::: RECORDS FOR THIS TASK :::

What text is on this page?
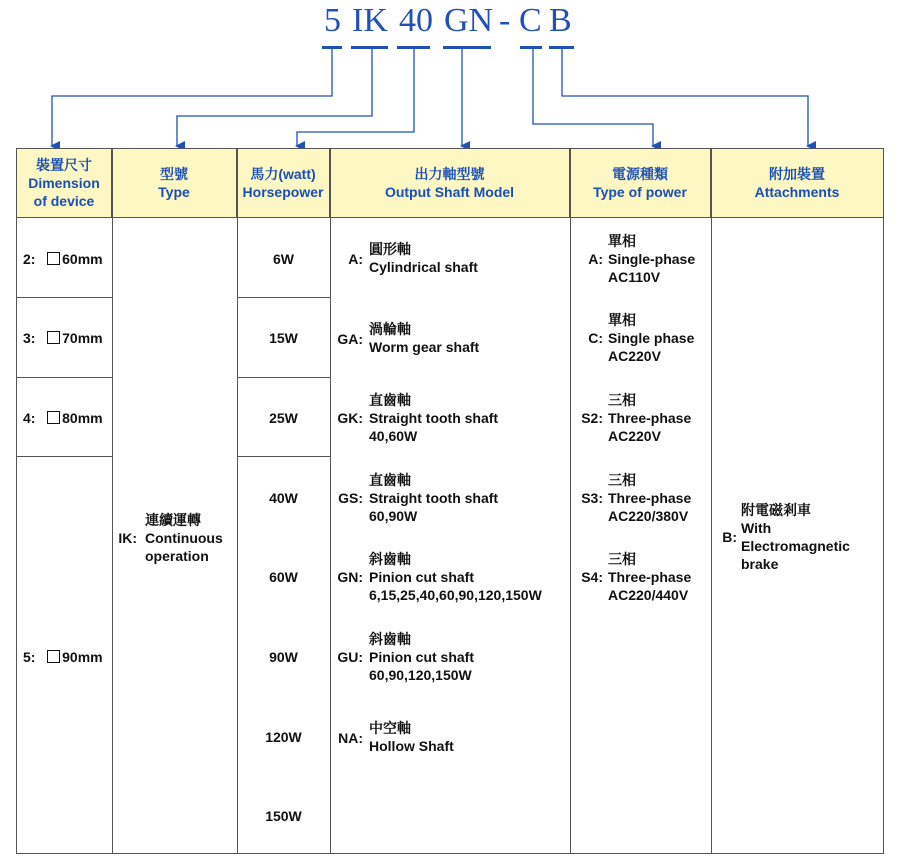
5 IK 40 GN - C B
裝置尺寸
Dimension
of device
型號
Type
馬力(watt)
Horsepower
出力軸型號
Output Shaft Model
電源種類
Type of power
附加裝置
Attachments
2: 60mm
3: 70mm
4: 80mm
5: 90mm
IK:
連續運轉
Continuous
operation
6W
15W
25W
40W
60W
90W
120W
150W
A:
圓形軸
Cylindrical shaft
GA:
渦輪軸
Worm gear shaft
GK:
直齒軸
Straight tooth shaft
40,60W
GS:
直齒軸
Straight tooth shaft
60,90W
GN:
斜齒軸
Pinion cut shaft
6,15,25,40,60,90,120,150W
GU:
斜齒軸
Pinion cut shaft
60,90,120,150W
NA:
中空軸
Hollow Shaft
A:
單相
Single-phase
AC110V
C:
單相
Single phase
AC220V
S2:
三相
Three-phase
AC220V
S3:
三相
Three-phase
AC220/380V
S4:
三相
Three-phase
AC220/440V
B:
附電磁剎車
With
Electromagnetic
brake
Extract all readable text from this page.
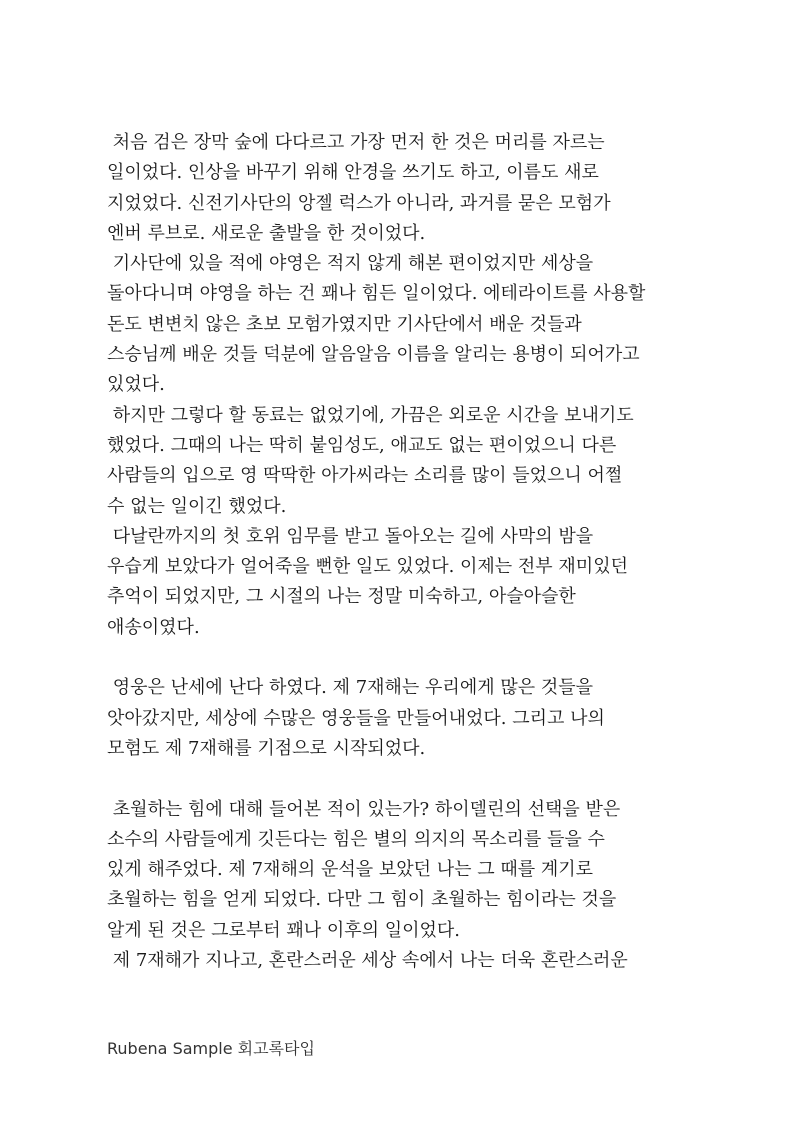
처음 검은 장막 숲에 다다르고 가장 먼저 한 것은 머리를 자르는
일이었다. 인상을 바꾸기 위해 안경을 쓰기도 하고, 이름도 새로
지었었다. 신전기사단의 앙젤 럭스가 아니라, 과거를 묻은 모험가
엔버 루브로. 새로운 출발을 한 것이었다.
기사단에 있을 적에 야영은 적지 않게 해본 편이었지만 세상을
돌아다니며 야영을 하는 건 꽤나 힘든 일이었다. 에테라이트를 사용할
돈도 변변치 않은 초보 모험가였지만 기사단에서 배운 것들과
스승님께 배운 것들 덕분에 알음알음 이름을 알리는 용병이 되어가고
있었다.
하지만 그렇다 할 동료는 없었기에, 가끔은 외로운 시간을 보내기도
했었다. 그때의 나는 딱히 붙임성도, 애교도 없는 편이었으니 다른
사람들의 입으로 영 딱딱한 아가씨라는 소리를 많이 들었으니 어쩔
수 없는 일이긴 했었다.
다날란까지의 첫 호위 임무를 받고 돌아오는 길에 사막의 밤을
우습게 보았다가 얼어죽을 뻔한 일도 있었다. 이제는 전부 재미있던
추억이 되었지만, 그 시절의 나는 정말 미숙하고, 아슬아슬한
애송이였다.
영웅은 난세에 난다 하였다. 제 7재해는 우리에게 많은 것들을
앗아갔지만, 세상에 수많은 영웅들을 만들어내었다. 그리고 나의
모험도 제 7재해를 기점으로 시작되었다.
초월하는 힘에 대해 들어본 적이 있는가? 하이델린의 선택을 받은
소수의 사람들에게 깃든다는 힘은 별의 의지의 목소리를 들을 수
있게 해주었다. 제 7재해의 운석을 보았던 나는 그 때를 계기로
초월하는 힘을 얻게 되었다. 다만 그 힘이 초월하는 힘이라는 것을
알게 된 것은 그로부터 꽤나 이후의 일이었다.
제 7재해가 지나고, 혼란스러운 세상 속에서 나는 더욱 혼란스러운
Rubena Sample 회고록타입
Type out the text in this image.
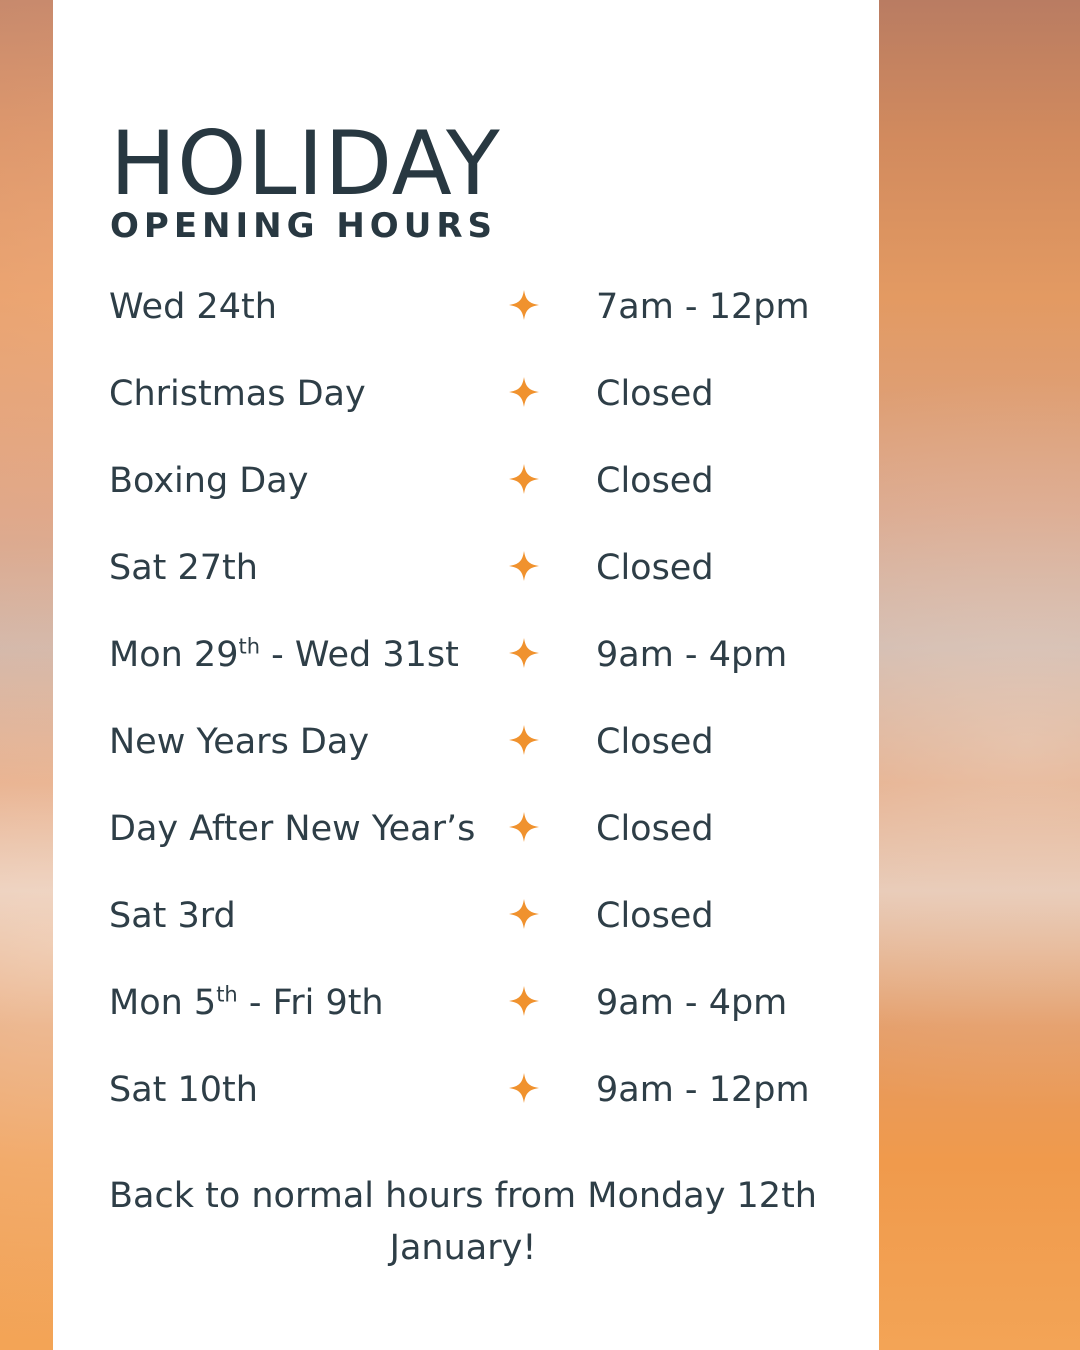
HOLIDAY
OPENING HOURS
Wed 24th	7am - 12pm
Christmas Day	Closed
Boxing Day	Closed
Sat 27th	Closed
Mon 29th - Wed 31st	9am - 4pm
New Years Day	Closed
Day After New Year’s	Closed
Sat 3rd	Closed
Mon 5th - Fri 9th	9am - 4pm
Sat 10th	9am - 12pm

Back to normal hours from Monday 12th January!
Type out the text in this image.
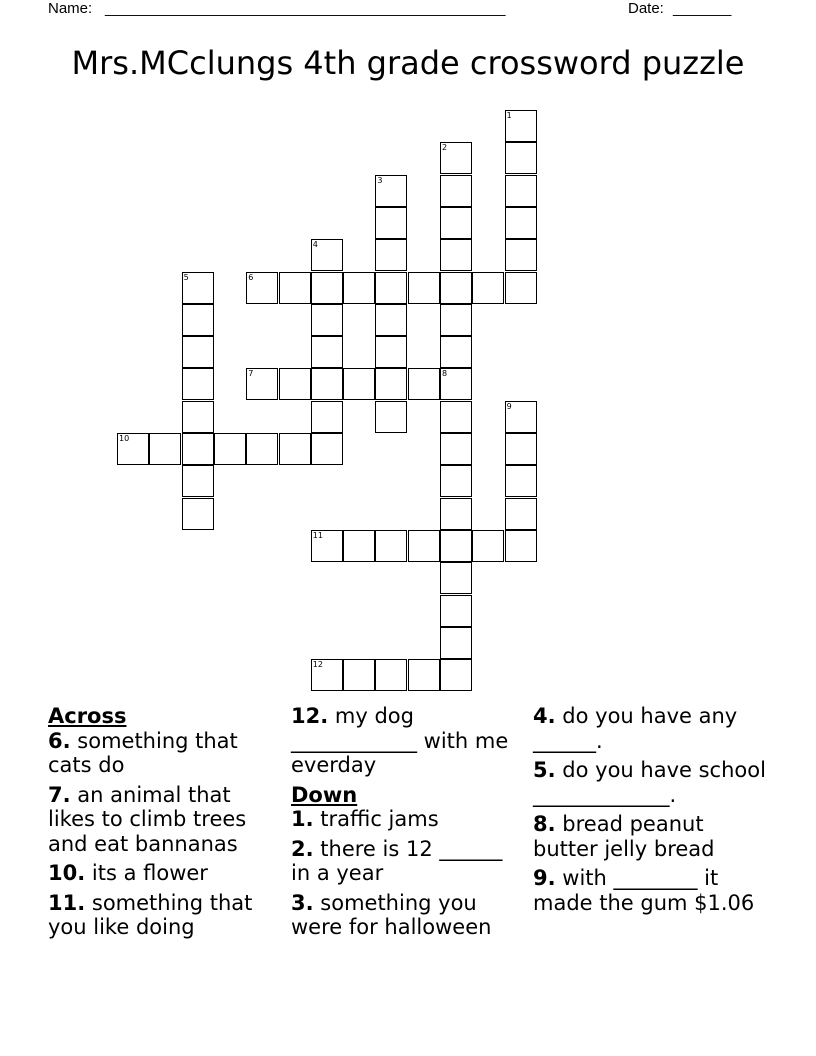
Name: ________________________________________________	Date: _______
Mrs.MCclungs 4th grade crossword puzzle
1
2
3
4
5	6
7	8
9
10
11
12
Across
6. something that cats do
7. an animal that likes to climb trees and eat bannanas
10. its a flower
11. something that you like doing
12. my dog ____________ with me everday
Down
1. traffic jams
2. there is 12 ______ in a year
3. something you were for halloween
4. do you have any ______.
5. do you have school _____________.
8. bread peanut butter jelly bread
9. with ________ it made the gum $1.06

:::

WRITTEN INSTRUCTION: Set down the material exactly, every line of it, except for the pictures.

TASK RESPONSE:
What text is on this page?
5 IK 40 GN - C B
裝置尺寸
Dimension
of device
型號
Type
馬力(watt)
Horsepower
出力軸型號
Output Shaft Model
電源種類
Type of power
附加裝置
Attachments
2: 60mm
3: 70mm
4: 80mm
5: 90mm
IK:
連續運轉
Continuous
operation
6W
15W
25W
40W
60W
90W
120W
150W
A:
圓形軸
Cylindrical shaft
GA:
渦輪軸
Worm gear shaft
GK:
直齒軸
Straight tooth shaft
40,60W
GS:
直齒軸
Straight tooth shaft
60,90W
GN:
斜齒軸
Pinion cut shaft
6,15,25,40,60,90,120,150W
GU:
斜齒軸
Pinion cut shaft
60,90,120,150W
NA:
中空軸
Hollow Shaft
A:
單相
Single-phase
AC110V
C:
單相
Single phase
AC220V
S2:
三相
Three-phase
AC220V
S3:
三相
Three-phase
AC220/380V
S4:
三相
Three-phase
AC220/440V
B:
附電磁剎車
With
Electromagnetic
brake
Extract all readable text from this page.
처음 검은 장막 숲에 다다르고 가장 먼저 한 것은 머리를 자르는
일이었다. 인상을 바꾸기 위해 안경을 쓰기도 하고, 이름도 새로
지었었다. 신전기사단의 앙젤 럭스가 아니라, 과거를 묻은 모험가
엔버 루브로. 새로운 출발을 한 것이었다.
기사단에 있을 적에 야영은 적지 않게 해본 편이었지만 세상을
돌아다니며 야영을 하는 건 꽤나 힘든 일이었다. 에테라이트를 사용할
돈도 변변치 않은 초보 모험가였지만 기사단에서 배운 것들과
스승님께 배운 것들 덕분에 알음알음 이름을 알리는 용병이 되어가고
있었다.
하지만 그렇다 할 동료는 없었기에, 가끔은 외로운 시간을 보내기도
했었다. 그때의 나는 딱히 붙임성도, 애교도 없는 편이었으니 다른
사람들의 입으로 영 딱딱한 아가씨라는 소리를 많이 들었으니 어쩔
수 없는 일이긴 했었다.
다날란까지의 첫 호위 임무를 받고 돌아오는 길에 사막의 밤을
우습게 보았다가 얼어죽을 뻔한 일도 있었다. 이제는 전부 재미있던
추억이 되었지만, 그 시절의 나는 정말 미숙하고, 아슬아슬한
애송이였다.
영웅은 난세에 난다 하였다. 제 7재해는 우리에게 많은 것들을
앗아갔지만, 세상에 수많은 영웅들을 만들어내었다. 그리고 나의
모험도 제 7재해를 기점으로 시작되었다.
초월하는 힘에 대해 들어본 적이 있는가? 하이델린의 선택을 받은
소수의 사람들에게 깃든다는 힘은 별의 의지의 목소리를 들을 수
있게 해주었다. 제 7재해의 운석을 보았던 나는 그 때를 계기로
초월하는 힘을 얻게 되었다. 다만 그 힘이 초월하는 힘이라는 것을
알게 된 것은 그로부터 꽤나 이후의 일이었다.
제 7재해가 지나고, 혼란스러운 세상 속에서 나는 더욱 혼란스러운
Rubena Sample 회고록타입
Type out the text in this image.
HOLIDAY
OPENING HOURS
Wed 24th	7am - 12pm
Christmas Day	Closed
Boxing Day	Closed
Sat 27th	Closed
Mon 29th - Wed 31st	9am - 4pm
New Years Day	Closed
Day After New Year’s	Closed
Sat 3rd	Closed
Mon 5th - Fri 9th	9am - 4pm
Sat 10th	9am - 12pm

Back to normal hours from Monday 12th January!
Type out the text in this image.
Name: ________________________________________________	Date: _______
Mrs.MCclungs 4th grade crossword puzzle
1
2
3
4
5	6
7	8
9
10
11
12
Across
6. something that cats do
7. an animal that likes to climb trees and eat bannanas
10. its a flower
11. something that you like doing
12. my dog ____________ with me everday
Down
1. traffic jams
2. there is 12 ______ in a year
3. something you were for halloween
4. do you have any ______.
5. do you have school _____________.
8. bread peanut butter jelly bread
9. with ________ it made the gum $1.06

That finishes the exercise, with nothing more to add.